* _REQUIRED TASK_:
Lines holding the string "Growth" are the ones to copy from this listing.

Lines of data
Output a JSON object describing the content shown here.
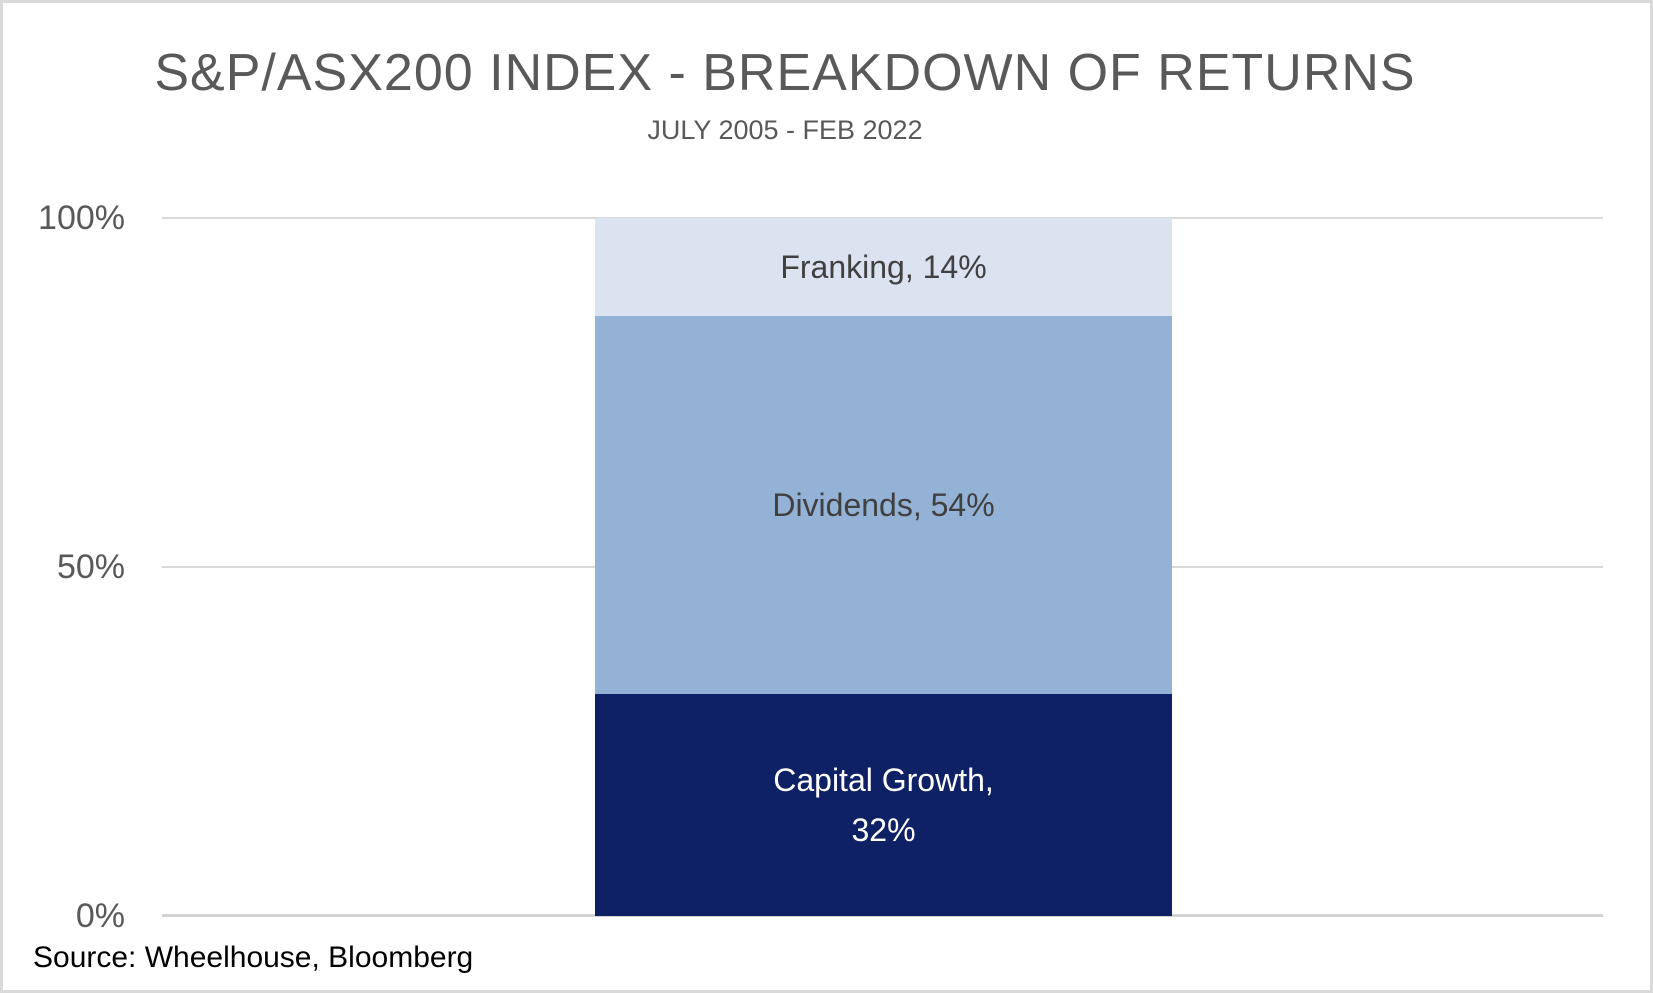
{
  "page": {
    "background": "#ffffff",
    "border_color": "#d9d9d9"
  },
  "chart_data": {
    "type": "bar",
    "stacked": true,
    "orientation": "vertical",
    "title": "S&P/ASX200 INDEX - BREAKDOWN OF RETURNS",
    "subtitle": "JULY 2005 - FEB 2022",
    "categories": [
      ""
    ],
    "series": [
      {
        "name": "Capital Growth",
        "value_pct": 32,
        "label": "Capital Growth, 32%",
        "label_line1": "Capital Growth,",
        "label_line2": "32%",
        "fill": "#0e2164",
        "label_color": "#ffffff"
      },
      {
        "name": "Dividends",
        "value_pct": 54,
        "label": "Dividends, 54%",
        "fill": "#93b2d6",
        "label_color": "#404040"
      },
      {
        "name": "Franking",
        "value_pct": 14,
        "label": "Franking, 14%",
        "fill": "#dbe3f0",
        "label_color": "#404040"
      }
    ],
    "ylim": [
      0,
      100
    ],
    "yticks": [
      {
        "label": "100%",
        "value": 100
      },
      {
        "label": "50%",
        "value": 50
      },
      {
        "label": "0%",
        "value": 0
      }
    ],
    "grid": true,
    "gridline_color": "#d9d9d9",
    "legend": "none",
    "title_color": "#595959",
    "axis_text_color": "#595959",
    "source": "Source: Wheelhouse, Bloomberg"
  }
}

* _RESULT_:
        "name": "Capital Growth",
        "label": "Capital Growth, 32%",
        "label_line1": "Capital Growth,",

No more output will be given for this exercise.